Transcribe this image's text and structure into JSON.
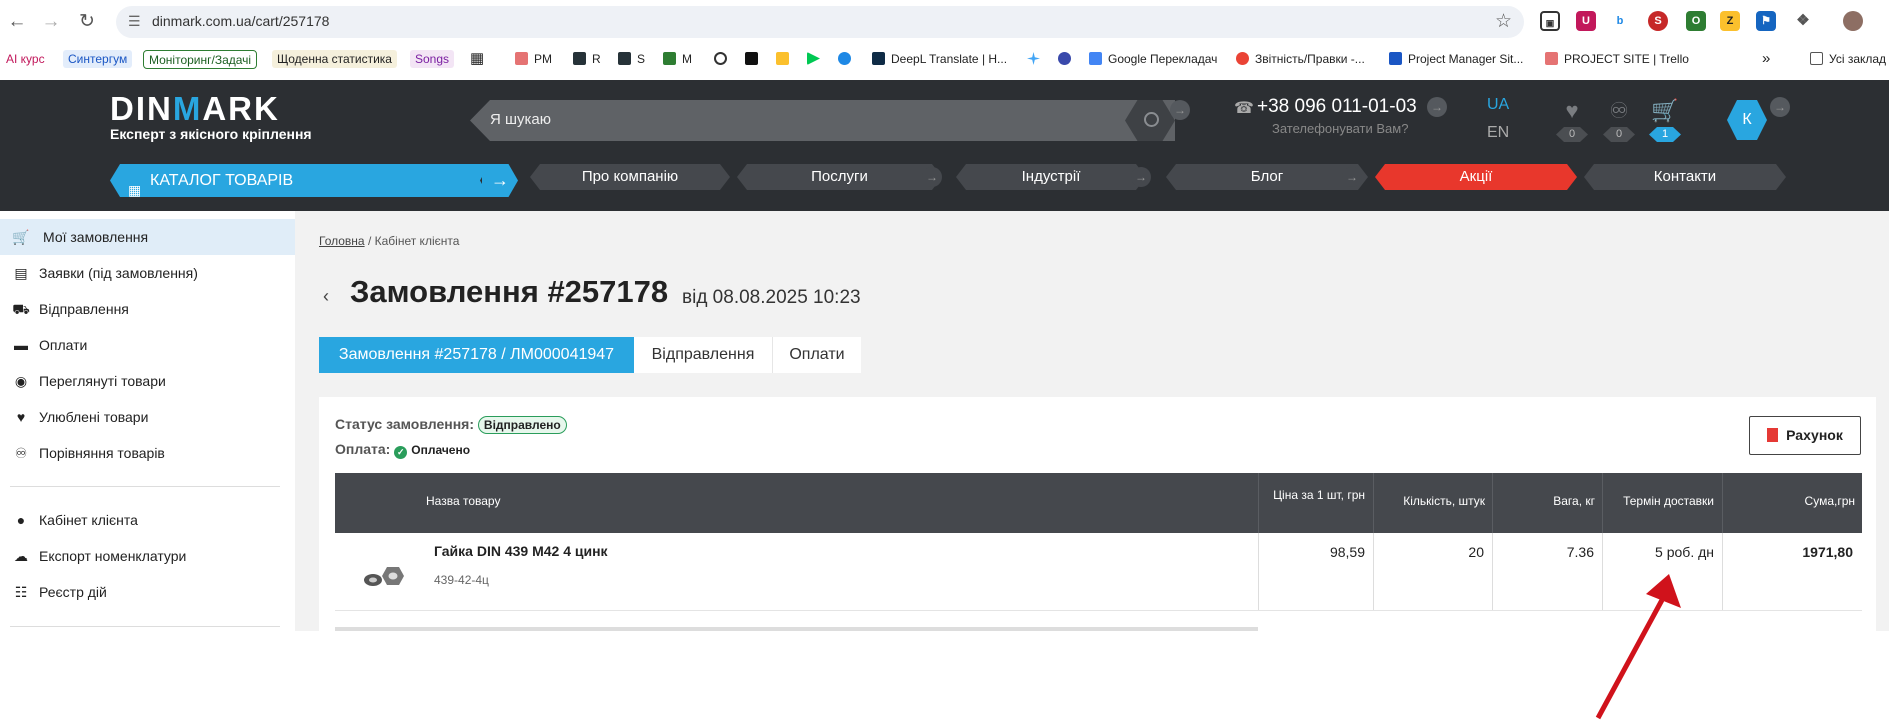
{
  "browser": {
    "url": "dinmark.com.ua/cart/257178",
    "bookmarks": [
      "AI курс",
      "Синтергум",
      "Моніторинг/Задачі",
      "Щоденна статистика",
      "Songs",
      "PM",
      "R",
      "S",
      "M",
      "DeepL Translate | H...",
      "Google Перекладач",
      "Звітність/Правки -...",
      "Project Manager Sit...",
      "PROJECT SITE | Trello",
      "Усі заклад"
    ],
    "overflow": "»"
  },
  "header": {
    "logo_main_a": "DIN",
    "logo_main_b": "M",
    "logo_main_c": "ARK",
    "logo_sub": "Експерт з якісного кріплення",
    "search_placeholder": "Я шукаю",
    "phone": "+38 096 011-01-03",
    "callback": "Зателефонувати Вам?",
    "lang_ua": "UA",
    "lang_en": "EN",
    "fav_count": "0",
    "compare_count": "0",
    "cart_count": "1",
    "avatar_letter": "К"
  },
  "menu": {
    "catalog": "КАТАЛОГ ТОВАРІВ",
    "items": [
      "Про компанію",
      "Послуги",
      "Індустрії",
      "Блог",
      "Акції",
      "Контакти"
    ]
  },
  "sidebar": {
    "items": [
      "Мої замовлення",
      "Заявки (під замовлення)",
      "Відправлення",
      "Оплати",
      "Переглянуті товари",
      "Улюблені товари",
      "Порівняння товарів"
    ],
    "items2": [
      "Кабінет клієнта",
      "Експорт номенклатури",
      "Реєстр дій"
    ]
  },
  "page": {
    "crumb_home": "Головна",
    "crumb_sep": "/",
    "crumb_current": "Кабінет клієнта",
    "title": "Замовлення #257178",
    "title_date": "від 08.08.2025 10:23",
    "tabs": [
      "Замовлення #257178 / ЛМ000041947",
      "Відправлення",
      "Оплати"
    ],
    "status_label": "Статус замовлення:",
    "status_value": "Відправлено",
    "payment_label": "Оплата:",
    "payment_value": "Оплачено",
    "invoice": "Рахунок"
  },
  "table": {
    "headers": [
      "Назва товару",
      "Ціна за 1 шт, грн",
      "Кількість, штук",
      "Вага, кг",
      "Термін доставки",
      "Сума,грн"
    ],
    "row": {
      "name": "Гайка DIN 439 M42 4 цинк",
      "sku": "439-42-4ц",
      "price": "98,59",
      "qty": "20",
      "weight": "7.36",
      "delivery": "5 роб. дн",
      "sum": "1971,80"
    }
  },
  "colors": {
    "accent": "#29a6e0",
    "header": "#2c2f33",
    "promo": "#e8372c",
    "arrow": "#d0121b"
  }
}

◆ Instructions to follow ◆
Leave the images out and output the remaining material exactly as it stands.

◆ Written solution ◆
Transcribe this image's text and structure into JSON.
{
  "browser": {
    "url": "dinmark.com.ua/cart/257178",
    "bookmarks": [
      "AI курс",
      "Синтергум",
      "Моніторинг/Задачі",
      "Щоденна статистика",
      "Songs",
      "PM",
      "R",
      "S",
      "M",
      "DeepL Translate | H...",
      "Google Перекладач",
      "Звітність/Правки -...",
      "Project Manager Sit...",
      "PROJECT SITE | Trello",
      "Усі заклад"
    ],
    "overflow": "»"
  },
  "header": {
    "logo_main_a": "DIN",
    "logo_main_b": "M",
    "logo_main_c": "ARK",
    "logo_sub": "Експерт з якісного кріплення",
    "search_placeholder": "Я шукаю",
    "phone": "+38 096 011-01-03",
    "callback": "Зателефонувати Вам?",
    "lang_ua": "UA",
    "lang_en": "EN",
    "fav_count": "0",
    "compare_count": "0",
    "cart_count": "1",
    "avatar_letter": "К"
  },
  "menu": {
    "catalog": "КАТАЛОГ ТОВАРІВ",
    "items": [
      "Про компанію",
      "Послуги",
      "Індустрії",
      "Блог",
      "Акції",
      "Контакти"
    ]
  },
  "sidebar": {
    "items": [
      "Мої замовлення",
      "Заявки (під замовлення)",
      "Відправлення",
      "Оплати",
      "Переглянуті товари",
      "Улюблені товари",
      "Порівняння товарів"
    ],
    "items2": [
      "Кабінет клієнта",
      "Експорт номенклатури",
      "Реєстр дій"
    ]
  },
  "page": {
    "crumb_home": "Головна",
    "crumb_sep": "/",
    "crumb_current": "Кабінет клієнта",
    "title": "Замовлення #257178",
    "title_date": "від 08.08.2025 10:23",
    "tabs": [
      "Замовлення #257178 / ЛМ000041947",
      "Відправлення",
      "Оплати"
    ],
    "status_label": "Статус замовлення:",
    "status_value": "Відправлено",
    "payment_label": "Оплата:",
    "payment_value": "Оплачено",
    "invoice": "Рахунок"
  },
  "table": {
    "headers": [
      "Назва товару",
      "Ціна за 1 шт, грн",
      "Кількість, штук",
      "Вага, кг",
      "Термін доставки",
      "Сума,грн"
    ],
    "row": {
      "name": "Гайка DIN 439 M42 4 цинк",
      "sku": "439-42-4ц",
      "price": "98,59",
      "qty": "20",
      "weight": "7.36",
      "delivery": "5 роб. дн",
      "sum": "1971,80"
    }
  },
  "colors": {
    "accent": "#29a6e0",
    "header": "#2c2f33",
    "promo": "#e8372c",
    "arrow": "#d0121b"
  }
}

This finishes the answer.